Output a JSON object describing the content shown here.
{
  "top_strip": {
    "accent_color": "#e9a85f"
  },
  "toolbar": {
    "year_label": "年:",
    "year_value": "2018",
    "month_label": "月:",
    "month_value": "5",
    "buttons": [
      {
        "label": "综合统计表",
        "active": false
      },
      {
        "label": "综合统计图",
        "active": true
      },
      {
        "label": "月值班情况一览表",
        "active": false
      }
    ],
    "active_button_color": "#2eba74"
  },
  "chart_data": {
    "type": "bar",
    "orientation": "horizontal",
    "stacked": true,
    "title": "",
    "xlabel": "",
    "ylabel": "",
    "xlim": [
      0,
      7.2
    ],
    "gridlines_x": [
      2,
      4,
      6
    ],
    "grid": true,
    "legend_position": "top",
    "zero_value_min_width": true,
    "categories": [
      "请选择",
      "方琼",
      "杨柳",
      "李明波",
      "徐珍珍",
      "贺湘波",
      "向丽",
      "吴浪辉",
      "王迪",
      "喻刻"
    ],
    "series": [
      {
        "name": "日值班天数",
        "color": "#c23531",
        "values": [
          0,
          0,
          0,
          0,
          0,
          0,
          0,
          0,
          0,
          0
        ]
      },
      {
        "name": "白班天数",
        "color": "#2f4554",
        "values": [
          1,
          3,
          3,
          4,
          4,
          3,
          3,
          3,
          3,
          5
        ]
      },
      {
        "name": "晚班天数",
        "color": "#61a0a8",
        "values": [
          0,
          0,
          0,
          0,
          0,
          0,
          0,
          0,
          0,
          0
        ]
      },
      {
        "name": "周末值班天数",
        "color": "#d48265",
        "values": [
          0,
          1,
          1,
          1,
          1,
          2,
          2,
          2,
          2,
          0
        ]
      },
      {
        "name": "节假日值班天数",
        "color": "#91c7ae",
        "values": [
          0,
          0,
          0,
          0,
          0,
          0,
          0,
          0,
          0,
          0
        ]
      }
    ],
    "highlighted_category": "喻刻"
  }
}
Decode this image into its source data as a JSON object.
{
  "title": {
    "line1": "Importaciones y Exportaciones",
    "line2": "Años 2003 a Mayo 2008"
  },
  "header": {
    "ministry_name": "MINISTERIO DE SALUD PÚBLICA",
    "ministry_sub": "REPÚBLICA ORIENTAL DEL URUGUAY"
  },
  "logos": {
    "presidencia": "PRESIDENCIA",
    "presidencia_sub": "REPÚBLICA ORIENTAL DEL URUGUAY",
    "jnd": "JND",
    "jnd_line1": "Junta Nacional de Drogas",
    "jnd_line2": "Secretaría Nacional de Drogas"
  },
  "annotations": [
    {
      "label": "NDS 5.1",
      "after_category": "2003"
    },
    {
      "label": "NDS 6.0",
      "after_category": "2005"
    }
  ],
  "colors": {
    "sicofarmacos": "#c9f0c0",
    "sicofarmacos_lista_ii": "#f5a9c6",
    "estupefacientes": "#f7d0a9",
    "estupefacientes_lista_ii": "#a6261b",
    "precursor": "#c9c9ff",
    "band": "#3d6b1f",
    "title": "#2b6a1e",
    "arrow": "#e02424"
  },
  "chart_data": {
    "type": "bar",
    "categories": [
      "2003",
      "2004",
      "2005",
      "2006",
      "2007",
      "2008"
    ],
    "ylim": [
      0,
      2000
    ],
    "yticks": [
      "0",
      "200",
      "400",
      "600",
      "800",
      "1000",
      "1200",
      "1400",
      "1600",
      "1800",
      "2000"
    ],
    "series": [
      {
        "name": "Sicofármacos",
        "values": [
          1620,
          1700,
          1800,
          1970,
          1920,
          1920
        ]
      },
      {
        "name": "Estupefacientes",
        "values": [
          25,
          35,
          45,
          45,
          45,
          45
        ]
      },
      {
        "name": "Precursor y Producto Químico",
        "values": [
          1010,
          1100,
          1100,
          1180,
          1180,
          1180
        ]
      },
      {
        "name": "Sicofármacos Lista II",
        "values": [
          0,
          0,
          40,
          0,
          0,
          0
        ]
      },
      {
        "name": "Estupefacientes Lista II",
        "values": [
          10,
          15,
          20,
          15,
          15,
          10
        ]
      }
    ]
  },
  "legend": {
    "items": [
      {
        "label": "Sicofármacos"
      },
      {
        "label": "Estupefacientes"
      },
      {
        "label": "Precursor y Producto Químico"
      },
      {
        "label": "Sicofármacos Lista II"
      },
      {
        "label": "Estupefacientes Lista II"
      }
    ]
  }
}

Problem to solve – Review the material and copy each line in which the word "Sicofármacos" appears.

Solution to the exercise –
        "name": "Sicofármacos",
        "name": "Sicofármacos Lista II",
        "label": "Sicofármacos"
        "label": "Sicofármacos Lista II"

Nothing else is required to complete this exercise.